• TASK STATEMENT
Write out the full set of records exactly. Any pictures in them do not belong in the copy.

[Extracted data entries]
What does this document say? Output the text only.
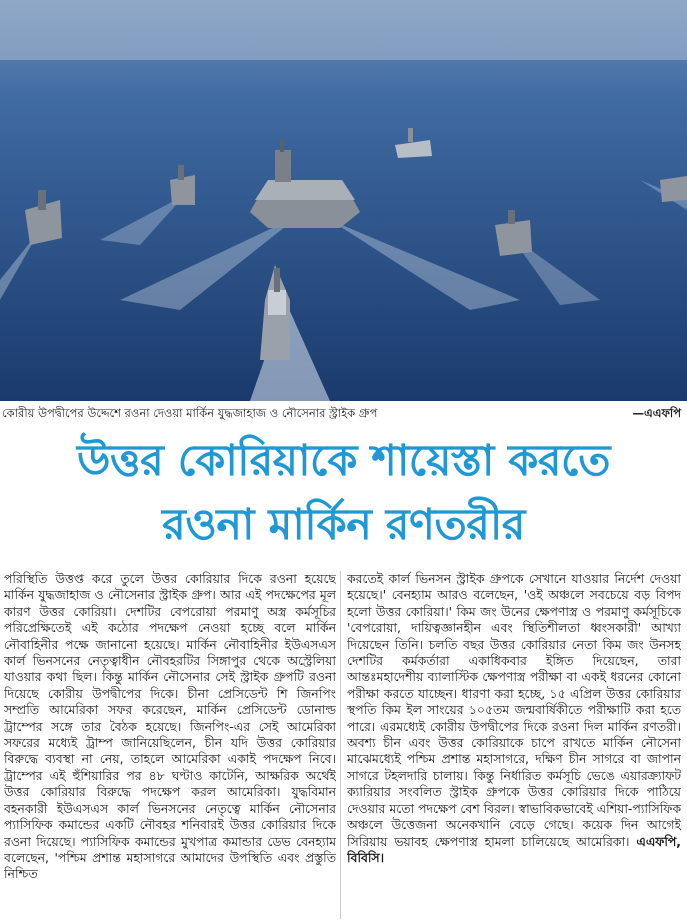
কোরীয় উপদ্বীপের উদ্দেশে রওনা দেওয়া মার্কিন যুদ্ধজাহাজ ও নৌসেনার স্ট্রাইক গ্রুপ	—এএফপি
উত্তর কোরিয়াকে শায়েস্তা করতে
রওনা মার্কিন রণতরীর

পরিস্থিতি উত্তপ্ত করে তুলে উত্তর কোরিয়ার দিকে রওনা হয়েছে মার্কিন যুদ্ধজাহাজ ও নৌসেনার স্ট্রাইক গ্রুপ। আর এই পদক্ষেপের মূল কারণ উত্তর কোরিয়া। দেশটির বেপরোয়া পরমাণু অস্ত্র কর্মসূচির পরিপ্রেক্ষিতেই এই কঠোর পদক্ষেপ নেওয়া হচ্ছে বলে মার্কিন নৌবাহিনীর পক্ষে জানানো হয়েছে। মার্কিন নৌবাহিনীর ইউএসএস কার্ল ভিনসনের নেতৃত্বাধীন নৌবহরটির সিঙ্গাপুর থেকে অস্ট্রেলিয়া যাওয়ার কথা ছিল। কিন্তু মার্কিন নৌসেনার সেই স্ট্রাইক গ্রুপটি রওনা দিয়েছে কোরীয় উপদ্বীপের দিকে। চীনা প্রেসিডেন্ট শি জিনপিং সম্প্রতি আমেরিকা সফর করেছেন, মার্কিন প্রেসিডেন্ট ডোনাল্ড ট্রাম্পের সঙ্গে তার বৈঠক হয়েছে। জিনপিং-এর সেই আমেরিকা সফরের মধ্যেই ট্রাম্প জানিয়েছিলেন, চীন যদি উত্তর কোরিয়ার বিরুদ্ধে ব্যবস্থা না নেয়, তাহলে আমেরিকা একাই পদক্ষেপ নিবে। ট্রাম্পের এই হুঁশিয়ারির পর ৪৮ ঘণ্টাও কাটেনি, আক্ষরিক অর্থেই উত্তর কোরিয়ার বিরুদ্ধে পদক্ষেপ করল আমেরিকা। যুদ্ধবিমান বহনকারী ইউএসএস কার্ল ভিনসনের নেতৃত্বে মার্কিন নৌসেনার প্যাসিফিক কমান্ডের একটি নৌবহর শনিবারই উত্তর কোরিয়ার দিকে রওনা দিয়েছে। প্যাসিফিক কমান্ডের মুখপাত্র কমান্ডার ডেভ বেনহ্যাম বলেছেন, 'পশ্চিম প্রশান্ত মহাসাগরে আমাদের উপস্থিতি এবং প্রস্তুতি নিশ্চিত

করতেই কার্ল ভিনসন স্ট্রাইক গ্রুপকে সেখানে যাওয়ার নির্দেশ দেওয়া হয়েছে।' বেনহ্যাম আরও বলেছেন, 'ওই অঞ্চলে সবচেয়ে বড় বিপদ হলো উত্তর কোরিয়া।' কিম জং উনের ক্ষেপণাস্ত্র ও পরমাণু কর্মসূচিকে 'বেপরোয়া, দায়িত্বজ্ঞানহীন এবং স্থিতিশীলতা ধ্বংসকারী' আখ্যা দিয়েছেন তিনি। চলতি বছর উত্তর কোরিয়ার নেতা কিম জং উনসহ দেশটির কর্মকর্তারা একাধিকবার ইঙ্গিত দিয়েছেন, তারা আন্তঃমহাদেশীয় ব্যালাস্টিক ক্ষেপণাস্ত্র পরীক্ষা বা একই ধরনের কোনো পরীক্ষা করতে যাচ্ছেন। ধারণা করা হচ্ছে, ১৫ এপ্রিল উত্তর কোরিয়ার স্থপতি কিম ইল সাংয়ের ১০৫তম জন্মবার্ষিকীতে পরীক্ষাটি করা হতে পারে। এরমধ্যেই কোরীয় উপদ্বীপের দিকে রওনা দিল মার্কিন রণতরী। অবশ্য চীন এবং উত্তর কোরিয়াকে চাপে রাখতে মার্কিন নৌসেনা মাঝেমধ্যেই পশ্চিম প্রশান্ত মহাসাগরে, দক্ষিণ চীন সাগরে বা জাপান সাগরে টহলদারি চালায়। কিন্তু নির্ধারিত কর্মসূচি ভেঙে এয়ারক্র্যাফট ক্যারিয়ার সংবলিত স্ট্রাইক গ্রুপকে উত্তর কোরিয়ার দিকে পাঠিয়ে দেওয়ার মতো পদক্ষেপ বেশ বিরল। স্বাভাবিকভাবেই এশিয়া-প্যাসিফিক অঞ্চলে উত্তেজনা অনেকখানি বেড়ে গেছে। কয়েক দিন আগেই সিরিয়ায় ভয়াবহ ক্ষেপণাস্ত্র হামলা চালিয়েছে আমেরিকা। এএফপি, বিবিসি।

• TASK RESPONSE
What does this document say? Output the text only.
কোরীয় উপদ্বীপের উদ্দেশে রওনা দেওয়া মার্কিন যুদ্ধজাহাজ ও নৌসেনার স্ট্রাইক গ্রুপ	—এএফপি
উত্তর কোরিয়াকে শায়েস্তা করতে
রওনা মার্কিন রণতরীর

পরিস্থিতি উত্তপ্ত করে তুলে উত্তর কোরিয়ার দিকে রওনা হয়েছে মার্কিন যুদ্ধজাহাজ ও নৌসেনার স্ট্রাইক গ্রুপ। আর এই পদক্ষেপের মূল কারণ উত্তর কোরিয়া। দেশটির বেপরোয়া পরমাণু অস্ত্র কর্মসূচির পরিপ্রেক্ষিতেই এই কঠোর পদক্ষেপ নেওয়া হচ্ছে বলে মার্কিন নৌবাহিনীর পক্ষে জানানো হয়েছে। মার্কিন নৌবাহিনীর ইউএসএস কার্ল ভিনসনের নেতৃত্বাধীন নৌবহরটির সিঙ্গাপুর থেকে অস্ট্রেলিয়া যাওয়ার কথা ছিল। কিন্তু মার্কিন নৌসেনার সেই স্ট্রাইক গ্রুপটি রওনা দিয়েছে কোরীয় উপদ্বীপের দিকে। চীনা প্রেসিডেন্ট শি জিনপিং সম্প্রতি আমেরিকা সফর করেছেন, মার্কিন প্রেসিডেন্ট ডোনাল্ড ট্রাম্পের সঙ্গে তার বৈঠক হয়েছে। জিনপিং-এর সেই আমেরিকা সফরের মধ্যেই ট্রাম্প জানিয়েছিলেন, চীন যদি উত্তর কোরিয়ার বিরুদ্ধে ব্যবস্থা না নেয়, তাহলে আমেরিকা একাই পদক্ষেপ নিবে। ট্রাম্পের এই হুঁশিয়ারির পর ৪৮ ঘণ্টাও কাটেনি, আক্ষরিক অর্থেই উত্তর কোরিয়ার বিরুদ্ধে পদক্ষেপ করল আমেরিকা। যুদ্ধবিমান বহনকারী ইউএসএস কার্ল ভিনসনের নেতৃত্বে মার্কিন নৌসেনার প্যাসিফিক কমান্ডের একটি নৌবহর শনিবারই উত্তর কোরিয়ার দিকে রওনা দিয়েছে। প্যাসিফিক কমান্ডের মুখপাত্র কমান্ডার ডেভ বেনহ্যাম বলেছেন, 'পশ্চিম প্রশান্ত মহাসাগরে আমাদের উপস্থিতি এবং প্রস্তুতি নিশ্চিত

করতেই কার্ল ভিনসন স্ট্রাইক গ্রুপকে সেখানে যাওয়ার নির্দেশ দেওয়া হয়েছে।' বেনহ্যাম আরও বলেছেন, 'ওই অঞ্চলে সবচেয়ে বড় বিপদ হলো উত্তর কোরিয়া।' কিম জং উনের ক্ষেপণাস্ত্র ও পরমাণু কর্মসূচিকে 'বেপরোয়া, দায়িত্বজ্ঞানহীন এবং স্থিতিশীলতা ধ্বংসকারী' আখ্যা দিয়েছেন তিনি। চলতি বছর উত্তর কোরিয়ার নেতা কিম জং উনসহ দেশটির কর্মকর্তারা একাধিকবার ইঙ্গিত দিয়েছেন, তারা আন্তঃমহাদেশীয় ব্যালাস্টিক ক্ষেপণাস্ত্র পরীক্ষা বা একই ধরনের কোনো পরীক্ষা করতে যাচ্ছেন। ধারণা করা হচ্ছে, ১৫ এপ্রিল উত্তর কোরিয়ার স্থপতি কিম ইল সাংয়ের ১০৫তম জন্মবার্ষিকীতে পরীক্ষাটি করা হতে পারে। এরমধ্যেই কোরীয় উপদ্বীপের দিকে রওনা দিল মার্কিন রণতরী। অবশ্য চীন এবং উত্তর কোরিয়াকে চাপে রাখতে মার্কিন নৌসেনা মাঝেমধ্যেই পশ্চিম প্রশান্ত মহাসাগরে, দক্ষিণ চীন সাগরে বা জাপান সাগরে টহলদারি চালায়। কিন্তু নির্ধারিত কর্মসূচি ভেঙে এয়ারক্র্যাফট ক্যারিয়ার সংবলিত স্ট্রাইক গ্রুপকে উত্তর কোরিয়ার দিকে পাঠিয়ে দেওয়ার মতো পদক্ষেপ বেশ বিরল। স্বাভাবিকভাবেই এশিয়া-প্যাসিফিক অঞ্চলে উত্তেজনা অনেকখানি বেড়ে গেছে। কয়েক দিন আগেই সিরিয়ায় ভয়াবহ ক্ষেপণাস্ত্র হামলা চালিয়েছে আমেরিকা। এএফপি, বিবিসি।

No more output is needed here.